* **Written request**
What is the number of lines in the data that hold the string "comments"? Reply with that number only.

* **Dataset records**
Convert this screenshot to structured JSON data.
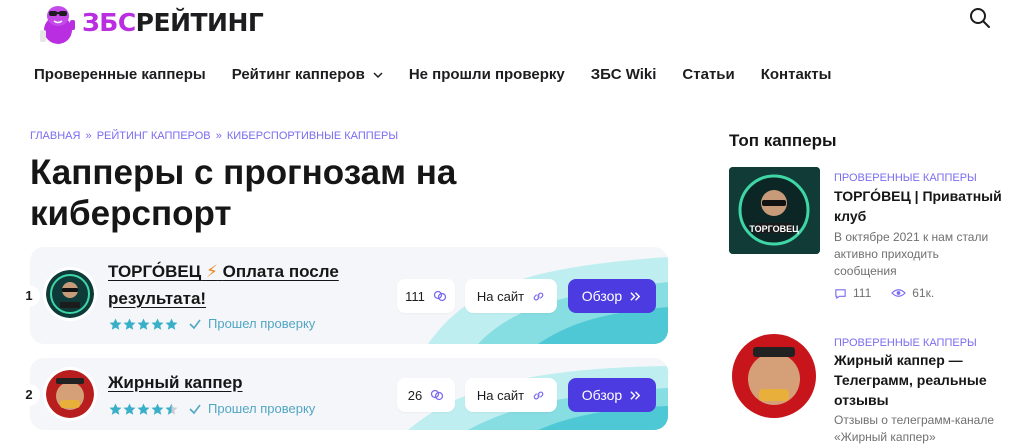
{
  "header": {
    "logo_part1": "ЗБС",
    "logo_part2": "РЕЙТИНГ",
    "search_icon": "search-icon"
  },
  "nav": {
    "items": [
      {
        "label": "Проверенные капперы"
      },
      {
        "label": "Рейтинг капперов"
      },
      {
        "label": "Не прошли проверку"
      },
      {
        "label": "ЗБС Wiki"
      },
      {
        "label": "Статьи"
      },
      {
        "label": "Контакты"
      }
    ]
  },
  "breadcrumb": {
    "items": [
      "ГЛАВНАЯ",
      "РЕЙТИНГ КАППЕРОВ",
      "КИБЕРСПОРТИВНЫЕ КАППЕРЫ"
    ],
    "separator": "»"
  },
  "page": {
    "title": "Капперы с прогнозам на киберспорт"
  },
  "cards": [
    {
      "rank": "1",
      "title_line1": "ТОРГО́ВЕЦ",
      "title_bolt": "⚡",
      "title_line1b": "Оплата после",
      "title_line2": "результата!",
      "rating": 5,
      "verified_label": "Прошел проверку",
      "comments": "111",
      "site_label": "На сайт",
      "review_label": "Обзор"
    },
    {
      "rank": "2",
      "title_line1": "Жирный каппер",
      "rating": 4.5,
      "verified_label": "Прошел проверку",
      "comments": "26",
      "site_label": "На сайт",
      "review_label": "Обзор"
    }
  ],
  "sidebar": {
    "title": "Топ капперы",
    "items": [
      {
        "category": "ПРОВЕРЕННЫЕ КАППЕРЫ",
        "headline": "ТОРГО́ВЕЦ | Приватный клуб",
        "desc": "В октябре 2021 к нам стали активно приходить сообщения",
        "comments": "111",
        "views": "61к."
      },
      {
        "category": "ПРОВЕРЕННЫЕ КАППЕРЫ",
        "headline": "Жирный каппер — Телеграмм, реальные отзывы",
        "desc": "Отзывы о телеграмм-канале «Жирный каппер»"
      }
    ]
  },
  "colors": {
    "accent": "#4c3be0",
    "brand_pink": "#b82ee0",
    "link_purple": "#7b6cf0",
    "verified_blue": "#52a6c4",
    "star_teal": "#3ab0c8"
  }
}
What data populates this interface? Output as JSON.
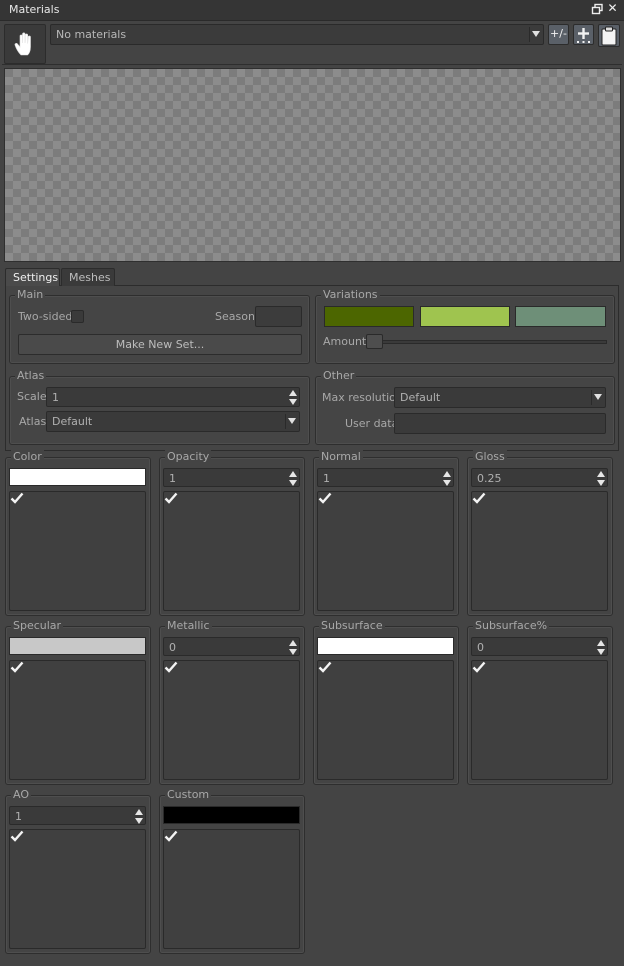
{
  "window": {
    "title": "Materials"
  },
  "toolbar": {
    "material_select_value": "No materials",
    "plusminus_label": "+/-"
  },
  "tabs": [
    {
      "label": "Settings",
      "active": true
    },
    {
      "label": "Meshes",
      "active": false
    }
  ],
  "settings": {
    "main": {
      "group_label": "Main",
      "two_sided_label": "Two-sided",
      "season_label": "Season",
      "make_new_set_label": "Make New Set..."
    },
    "variations": {
      "group_label": "Variations",
      "colors": [
        "#4c6600",
        "#9fc44f",
        "#6e8f78"
      ],
      "amount_label": "Amount"
    },
    "atlas": {
      "group_label": "Atlas",
      "scale_label": "Scale",
      "scale_value": "1",
      "atlas_label": "Atlas",
      "atlas_value": "Default"
    },
    "other": {
      "group_label": "Other",
      "max_resolution_label": "Max resolution",
      "max_resolution_value": "Default",
      "user_data_label": "User data",
      "user_data_value": ""
    }
  },
  "channels": [
    {
      "label": "Color",
      "kind": "swatch",
      "color": "#ffffff",
      "checked": true
    },
    {
      "label": "Opacity",
      "kind": "number",
      "value": "1",
      "checked": true
    },
    {
      "label": "Normal",
      "kind": "number",
      "value": "1",
      "checked": true
    },
    {
      "label": "Gloss",
      "kind": "number",
      "value": "0.25",
      "checked": true
    },
    {
      "label": "Specular",
      "kind": "swatch",
      "color": "#c8c8c8",
      "checked": true
    },
    {
      "label": "Metallic",
      "kind": "number",
      "value": "0",
      "checked": true
    },
    {
      "label": "Subsurface",
      "kind": "swatch",
      "color": "#ffffff",
      "checked": true
    },
    {
      "label": "Subsurface%",
      "kind": "number",
      "value": "0",
      "checked": true
    },
    {
      "label": "AO",
      "kind": "number",
      "value": "1",
      "checked": true
    },
    {
      "label": "Custom",
      "kind": "swatch",
      "color": "#000000",
      "checked": true
    }
  ]
}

* **Response to the exercise**
3